Records from a dataset

►

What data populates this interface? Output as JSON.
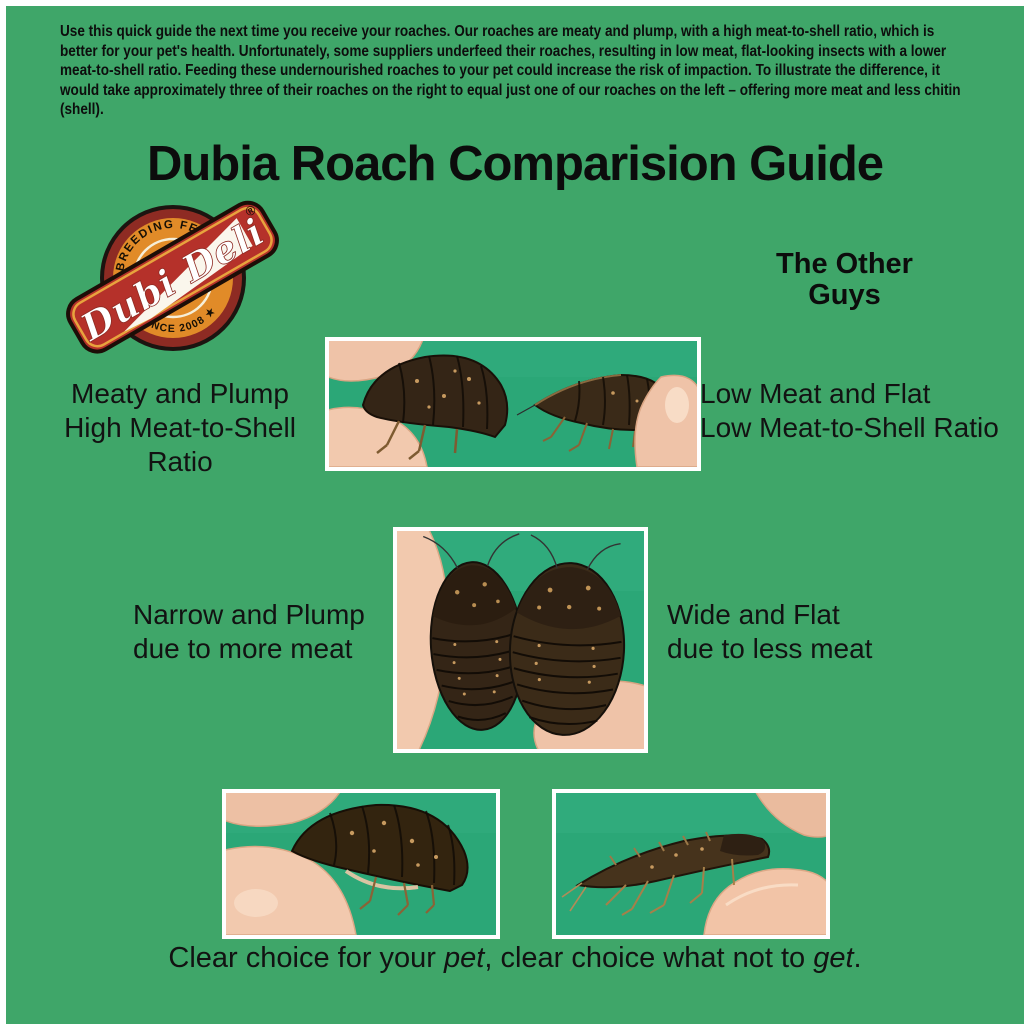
{
  "colors": {
    "canvas_green": "#3FA669",
    "photo_green": "#2BA777",
    "text": "#101010",
    "logo_ring_red": "#8E2B23",
    "logo_inner_orange": "#E18B28",
    "logo_banner_red": "#B5312A",
    "logo_gold_trim": "#E8A33D",
    "logo_cream": "#F6EFD8"
  },
  "intro_paragraph": "Use this quick guide the next time you receive your roaches. Our roaches are meaty and plump, with a high meat-to-shell ratio, which is better for your pet's health. Unfortunately, some suppliers underfeed their roaches, resulting in low meat, flat-looking insects with a lower meat-to-shell ratio. Feeding these undernourished roaches to your pet could increase the risk of impaction. To illustrate the difference, it would take approximately three of their roaches on the right to equal just one of our roaches on the left – offering more meat and less chitin (shell).",
  "title": "Dubia Roach Comparision Guide",
  "logo": {
    "arc_top": "BREEDING FEEDERS",
    "banner_script": "Dubi Deli",
    "registered": "®",
    "arc_bottom": "★  SINCE 2008  ★"
  },
  "right_column_header": {
    "line1": "The Other",
    "line2": "Guys"
  },
  "rows": [
    {
      "left_label_line1": "Meaty and Plump",
      "left_label_line2": "High Meat-to-Shell Ratio",
      "right_label_line1": "Low Meat and Flat",
      "right_label_line2": "Low Meat-to-Shell Ratio",
      "photo_alt": "Side view photo: plump Dubi Deli roach on the left and flat competitor roach on the right, each held between fingertips on a green background"
    },
    {
      "left_label_line1": "Narrow and Plump",
      "left_label_line2": "due to more meat",
      "right_label_line1": "Wide and Flat",
      "right_label_line2": "due to less meat",
      "photo_alt": "Top view photo: narrow plump roach on the left and wide flat roach on the right, held between fingertips on a green background"
    },
    {
      "left_photo_alt": "Side view photo of a plump, meaty roach held between fingertips",
      "right_photo_alt": "Side view photo of a thin, flat roach held between fingertips"
    }
  ],
  "caption": {
    "segments": [
      {
        "text": "Clear choice for your ",
        "italic": false
      },
      {
        "text": "pet",
        "italic": true
      },
      {
        "text": ", clear choice what not to ",
        "italic": false
      },
      {
        "text": "get",
        "italic": true
      },
      {
        "text": ".",
        "italic": false
      }
    ]
  }
}
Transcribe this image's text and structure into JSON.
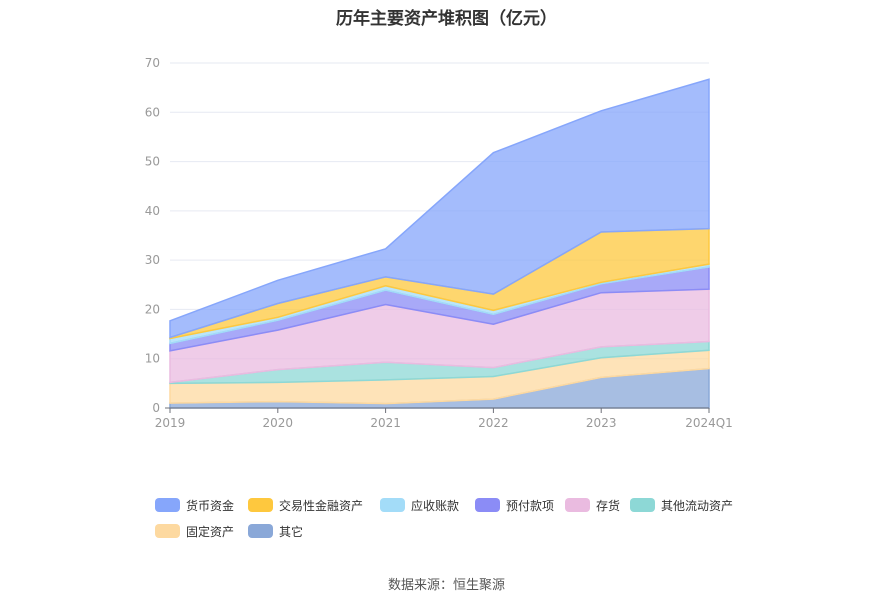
{
  "chart_data": {
    "type": "area",
    "stacked": true,
    "title": "历年主要资产堆积图（亿元）",
    "categories": [
      "2019",
      "2020",
      "2021",
      "2022",
      "2023",
      "2024Q1"
    ],
    "y_ticks": [
      "0",
      "10",
      "20",
      "30",
      "40",
      "50",
      "60",
      "70"
    ],
    "ylim": [
      0,
      70
    ],
    "grid": true,
    "legend_position": "bottom",
    "series": [
      {
        "name": "其它",
        "color": "#8aa8d8",
        "values": [
          1.0,
          1.3,
          0.9,
          1.8,
          6.2,
          8.0
        ]
      },
      {
        "name": "固定资产",
        "color": "#fdd9a0",
        "values": [
          4.0,
          3.9,
          4.8,
          4.6,
          4.0,
          3.7
        ]
      },
      {
        "name": "其他流动资产",
        "color": "#8dd8d6",
        "values": [
          0.2,
          2.6,
          3.6,
          1.8,
          2.2,
          1.8
        ]
      },
      {
        "name": "存货",
        "color": "#eabbe0",
        "values": [
          6.4,
          8.0,
          11.7,
          8.8,
          11.0,
          10.6
        ]
      },
      {
        "name": "预付款项",
        "color": "#8b8cf6",
        "values": [
          1.5,
          2.0,
          2.9,
          2.0,
          1.8,
          4.5
        ]
      },
      {
        "name": "应收账款",
        "color": "#a3dcf8",
        "values": [
          1.0,
          0.6,
          0.9,
          0.8,
          0.3,
          0.6
        ]
      },
      {
        "name": "交易性金融资产",
        "color": "#fec83e",
        "values": [
          0.2,
          2.8,
          1.8,
          3.3,
          10.2,
          7.2
        ]
      },
      {
        "name": "货币资金",
        "color": "#86a6fb",
        "values": [
          3.4,
          4.7,
          5.7,
          28.7,
          24.6,
          30.3
        ]
      }
    ]
  },
  "source": "数据来源：恒生聚源"
}
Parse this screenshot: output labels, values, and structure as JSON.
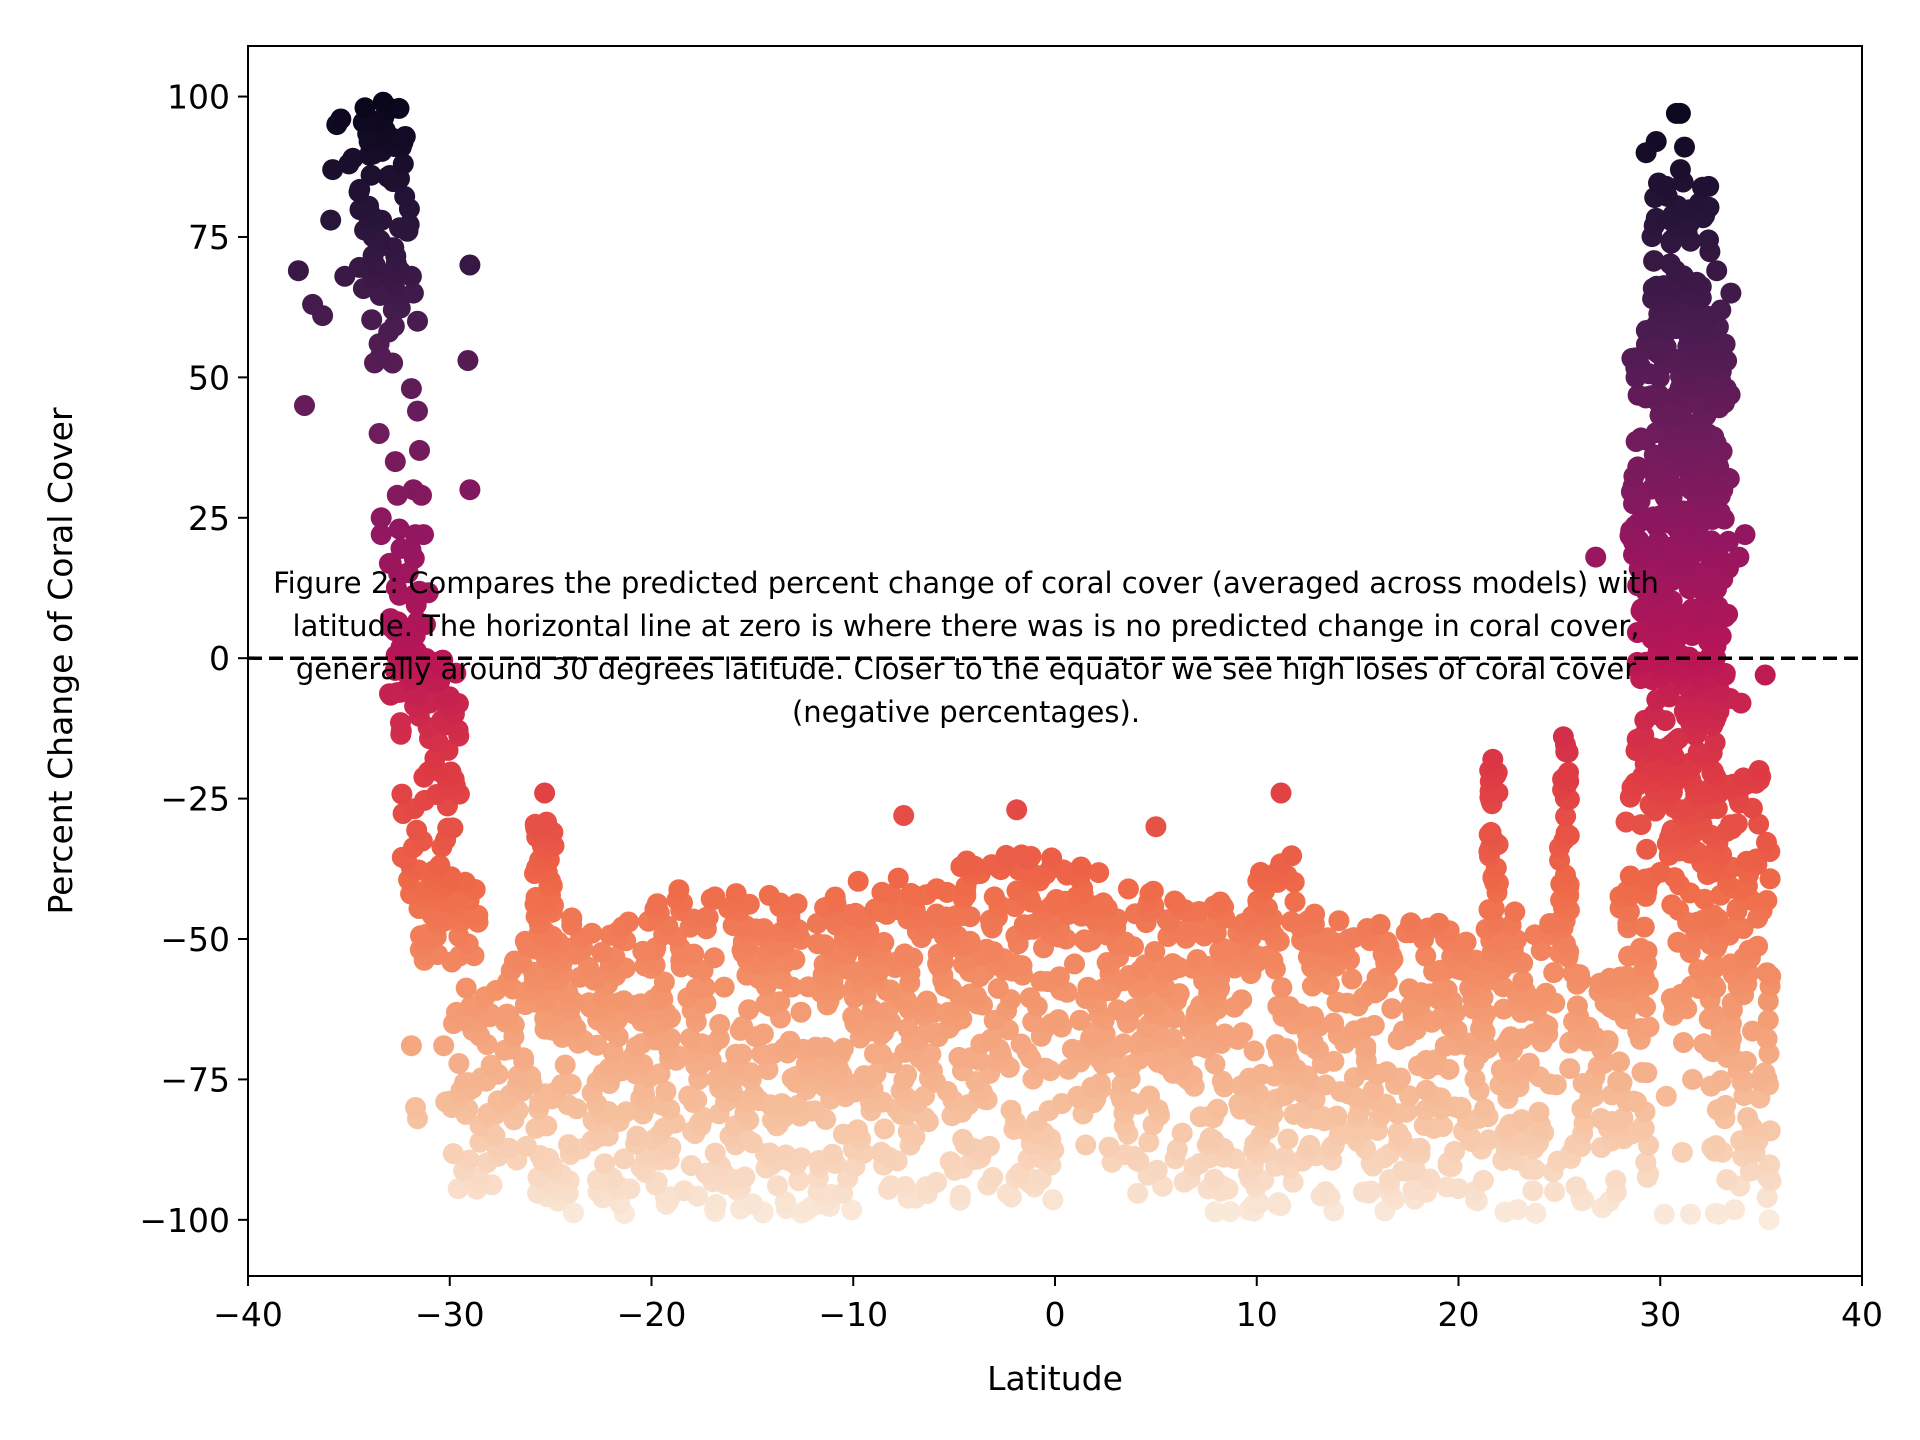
{
  "chart_data": {
    "type": "scatter",
    "title": "",
    "xlabel": "Latitude",
    "ylabel": "Percent Change of Coral Cover",
    "xlim": [
      -40,
      40
    ],
    "ylim": [
      -110,
      109
    ],
    "x_ticks": [
      -40,
      -30,
      -20,
      -10,
      0,
      10,
      20,
      30,
      40
    ],
    "y_ticks": [
      -100,
      -75,
      -50,
      -25,
      0,
      25,
      50,
      75,
      100
    ],
    "x_tick_labels": [
      "−40",
      "−30",
      "−20",
      "−10",
      "0",
      "10",
      "20",
      "30",
      "40"
    ],
    "y_tick_labels": [
      "−100",
      "−75",
      "−50",
      "−25",
      "0",
      "25",
      "50",
      "75",
      "100"
    ],
    "grid": false,
    "colormap": "rocket (dark purple at +100 to cream at −100, mapped to y)",
    "reference_line": {
      "y": 0,
      "style": "dashed",
      "color": "#000000"
    },
    "caption": [
      "Figure 2: Compares the predicted percent change of coral cover (averaged across models) with",
      "latitude. The horizontal line at zero is where there was is no predicted change in coral cover,",
      "generally around 30 degrees latitude. Closer to the equator we see high loses of coral cover",
      "(negative percentages)."
    ],
    "series": [
      {
        "values": [
          [
            -37.5,
            69
          ],
          [
            -37.2,
            45
          ],
          [
            -36.8,
            63
          ],
          [
            -36.3,
            61
          ],
          [
            -35.9,
            78
          ],
          [
            -35.8,
            87
          ],
          [
            -35.6,
            95
          ],
          [
            -35.4,
            96
          ],
          [
            -35.2,
            68
          ],
          [
            -35.0,
            88
          ],
          [
            -34.8,
            89
          ],
          [
            -34.5,
            83
          ],
          [
            -34.2,
            98
          ],
          [
            -34.0,
            92
          ],
          [
            -33.9,
            86
          ],
          [
            -33.8,
            75
          ],
          [
            -33.7,
            70
          ],
          [
            -33.5,
            56
          ],
          [
            -33.5,
            40
          ],
          [
            -33.4,
            25
          ],
          [
            -33.4,
            22
          ],
          [
            -33.3,
            99
          ],
          [
            -33.2,
            94
          ],
          [
            -33.0,
            68
          ],
          [
            -32.8,
            62
          ],
          [
            -32.7,
            35
          ],
          [
            -32.6,
            29
          ],
          [
            -32.5,
            23
          ],
          [
            -32.4,
            91
          ],
          [
            -32.3,
            88
          ],
          [
            -32.1,
            76
          ],
          [
            -32.0,
            80
          ],
          [
            -31.9,
            48
          ],
          [
            -31.9,
            68
          ],
          [
            -31.8,
            65
          ],
          [
            -31.8,
            30
          ],
          [
            -31.7,
            22
          ],
          [
            -31.6,
            60
          ],
          [
            -31.6,
            44
          ],
          [
            -31.5,
            37
          ],
          [
            -31.4,
            29
          ],
          [
            -31.3,
            22
          ],
          [
            -31.2,
            6
          ],
          [
            -31.1,
            -2
          ],
          [
            -31.0,
            -8
          ],
          [
            -29.0,
            70
          ],
          [
            -29.1,
            53
          ],
          [
            -29.0,
            30
          ],
          [
            -28.6,
            -47
          ],
          [
            -30.3,
            -69
          ],
          [
            -30.2,
            -79
          ],
          [
            -29.9,
            -80
          ],
          [
            -31.9,
            -69
          ],
          [
            -31.6,
            -82
          ],
          [
            -31.7,
            -80
          ],
          [
            -25.3,
            -24
          ],
          [
            -7.5,
            -28
          ],
          [
            -1.9,
            -27
          ],
          [
            5.0,
            -30
          ],
          [
            11.2,
            -24
          ],
          [
            26.8,
            18
          ],
          [
            21.7,
            -18
          ],
          [
            25.2,
            -14
          ],
          [
            29.3,
            90
          ],
          [
            29.8,
            92
          ],
          [
            30.3,
            84
          ],
          [
            30.8,
            97
          ],
          [
            31.0,
            97
          ],
          [
            31.2,
            91
          ],
          [
            31.0,
            87
          ],
          [
            32.4,
            84
          ],
          [
            29.7,
            77
          ],
          [
            30.5,
            78
          ],
          [
            31.6,
            65
          ],
          [
            32.8,
            69
          ],
          [
            33.0,
            62
          ],
          [
            33.5,
            65
          ],
          [
            34.2,
            22
          ],
          [
            33.9,
            18
          ],
          [
            28.8,
            50
          ],
          [
            29.5,
            55
          ],
          [
            30.2,
            45
          ],
          [
            31.5,
            40
          ],
          [
            32.2,
            35
          ],
          [
            33.1,
            30
          ],
          [
            29.0,
            28
          ],
          [
            30.1,
            10
          ],
          [
            28.9,
            -2
          ],
          [
            29.7,
            -10
          ],
          [
            31.3,
            -5
          ],
          [
            32.6,
            -12
          ],
          [
            34.0,
            -8
          ],
          [
            35.2,
            -3
          ],
          [
            34.9,
            -20
          ],
          [
            28.6,
            -23
          ],
          [
            28.4,
            -48
          ],
          [
            29.2,
            -55
          ],
          [
            33.8,
            -45
          ],
          [
            34.4,
            -52
          ],
          [
            30.7,
            -62
          ],
          [
            31.6,
            -75
          ],
          [
            30.3,
            -78
          ],
          [
            31.1,
            -88
          ],
          [
            33.2,
            -82
          ],
          [
            34.7,
            -88
          ],
          [
            35.3,
            -96
          ],
          [
            35.4,
            -100
          ],
          [
            32.9,
            -99
          ],
          [
            31.5,
            -99
          ],
          [
            30.2,
            -99
          ]
        ]
      }
    ],
    "point_clouds": [
      {
        "lat": [
          -34.5,
          -32.0
        ],
        "y_top": 98,
        "y_bottom": 52
      },
      {
        "lat": [
          -33.2,
          -31.0
        ],
        "y_top": 20,
        "y_bottom": -12
      },
      {
        "lat": [
          -32.5,
          -29.5
        ],
        "y_top": 0,
        "y_bottom": -45
      },
      {
        "lat": [
          -31.5,
          -28.5
        ],
        "y_top": -38,
        "y_bottom": -55
      },
      {
        "lat": [
          -30.0,
          -27.5
        ],
        "y_top": -58,
        "y_bottom": -95
      },
      {
        "lat": [
          -27.5,
          -25.0
        ],
        "y_top": -50,
        "y_bottom": -97
      },
      {
        "lat": [
          -25.8,
          -24.8
        ],
        "y_top": -28,
        "y_bottom": -50
      },
      {
        "lat": [
          -25.0,
          -20.0
        ],
        "y_top": -45,
        "y_bottom": -99
      },
      {
        "lat": [
          -20.0,
          -15.0
        ],
        "y_top": -41,
        "y_bottom": -99
      },
      {
        "lat": [
          -15.0,
          -10.0
        ],
        "y_top": -42,
        "y_bottom": -99
      },
      {
        "lat": [
          -10.0,
          -5.0
        ],
        "y_top": -39,
        "y_bottom": -98
      },
      {
        "lat": [
          -5.0,
          0.0
        ],
        "y_top": -35,
        "y_bottom": -97
      },
      {
        "lat": [
          0.0,
          2.5
        ],
        "y_top": -37,
        "y_bottom": -87
      },
      {
        "lat": [
          2.5,
          5.0
        ],
        "y_top": -40,
        "y_bottom": -97
      },
      {
        "lat": [
          5.0,
          10.0
        ],
        "y_top": -43,
        "y_bottom": -99
      },
      {
        "lat": [
          10.0,
          12.0
        ],
        "y_top": -35,
        "y_bottom": -99
      },
      {
        "lat": [
          12.0,
          15.0
        ],
        "y_top": -45,
        "y_bottom": -99
      },
      {
        "lat": [
          15.0,
          20.0
        ],
        "y_top": -47,
        "y_bottom": -99
      },
      {
        "lat": [
          20.0,
          21.5
        ],
        "y_top": -48,
        "y_bottom": -99
      },
      {
        "lat": [
          21.5,
          22.0
        ],
        "y_top": -19,
        "y_bottom": -60
      },
      {
        "lat": [
          22.0,
          25.0
        ],
        "y_top": -45,
        "y_bottom": -99
      },
      {
        "lat": [
          25.0,
          25.5
        ],
        "y_top": -15,
        "y_bottom": -55
      },
      {
        "lat": [
          25.5,
          28.0
        ],
        "y_top": -55,
        "y_bottom": -99
      },
      {
        "lat": [
          28.0,
          29.5
        ],
        "y_top": -22,
        "y_bottom": -98
      },
      {
        "lat": [
          28.5,
          30.5
        ],
        "y_top": 60,
        "y_bottom": -25
      },
      {
        "lat": [
          29.5,
          32.5
        ],
        "y_top": 85,
        "y_bottom": -40
      },
      {
        "lat": [
          30.5,
          33.0
        ],
        "y_top": 65,
        "y_bottom": -70
      },
      {
        "lat": [
          31.5,
          33.5
        ],
        "y_top": 60,
        "y_bottom": -20
      },
      {
        "lat": [
          32.5,
          35.5
        ],
        "y_top": -20,
        "y_bottom": -99
      }
    ]
  }
}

◄

PROBLEM DESCRIPTION
The word "JSON" may occur in lines of the records. Report how many such lines there are, giving only the number.

TASK RESPONSE
3